- [Required task]: Write out each line that follows exactly as it stands, without the pictures.

>> begin Dataset content

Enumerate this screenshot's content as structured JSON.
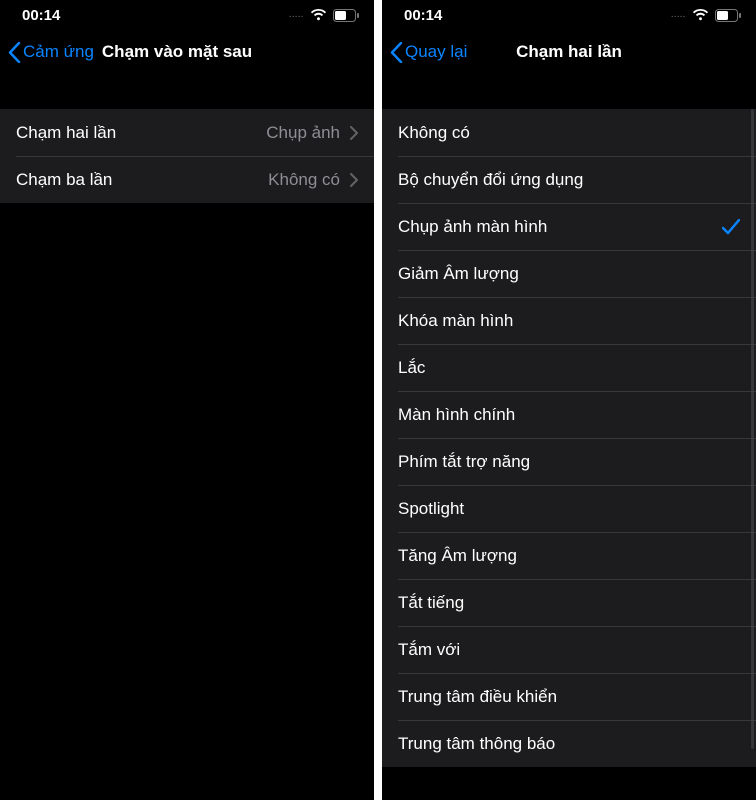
{
  "status": {
    "time": "00:14",
    "dots": "....."
  },
  "screenA": {
    "back_label": "Cảm ứng",
    "title": "Chạm vào mặt sau",
    "rows": [
      {
        "label": "Chạm hai lần",
        "value": "Chụp ảnh"
      },
      {
        "label": "Chạm ba lần",
        "value": "Không có"
      }
    ]
  },
  "screenB": {
    "back_label": "Quay lại",
    "title": "Chạm hai lần",
    "selected_index": 2,
    "options": [
      "Không có",
      "Bộ chuyển đổi ứng dụng",
      "Chụp ảnh màn hình",
      "Giảm Âm lượng",
      "Khóa màn hình",
      "Lắc",
      "Màn hình chính",
      "Phím tắt trợ năng",
      "Spotlight",
      "Tăng Âm lượng",
      "Tắt tiếng",
      "Tắm với",
      "Trung tâm điều khiển",
      "Trung tâm thông báo"
    ]
  }
}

>> end Dataset content

- [Exercise answer]:
Enumerate this screenshot's content as structured JSON.
{
  "status": {
    "time": "00:14",
    "dots": "....."
  },
  "screenA": {
    "back_label": "Cảm ứng",
    "title": "Chạm vào mặt sau",
    "rows": [
      {
        "label": "Chạm hai lần",
        "value": "Chụp ảnh"
      },
      {
        "label": "Chạm ba lần",
        "value": "Không có"
      }
    ]
  },
  "screenB": {
    "back_label": "Quay lại",
    "title": "Chạm hai lần",
    "selected_index": 2,
    "options": [
      "Không có",
      "Bộ chuyển đổi ứng dụng",
      "Chụp ảnh màn hình",
      "Giảm Âm lượng",
      "Khóa màn hình",
      "Lắc",
      "Màn hình chính",
      "Phím tắt trợ năng",
      "Spotlight",
      "Tăng Âm lượng",
      "Tắt tiếng",
      "Tắm với",
      "Trung tâm điều khiển",
      "Trung tâm thông báo"
    ]
  }
}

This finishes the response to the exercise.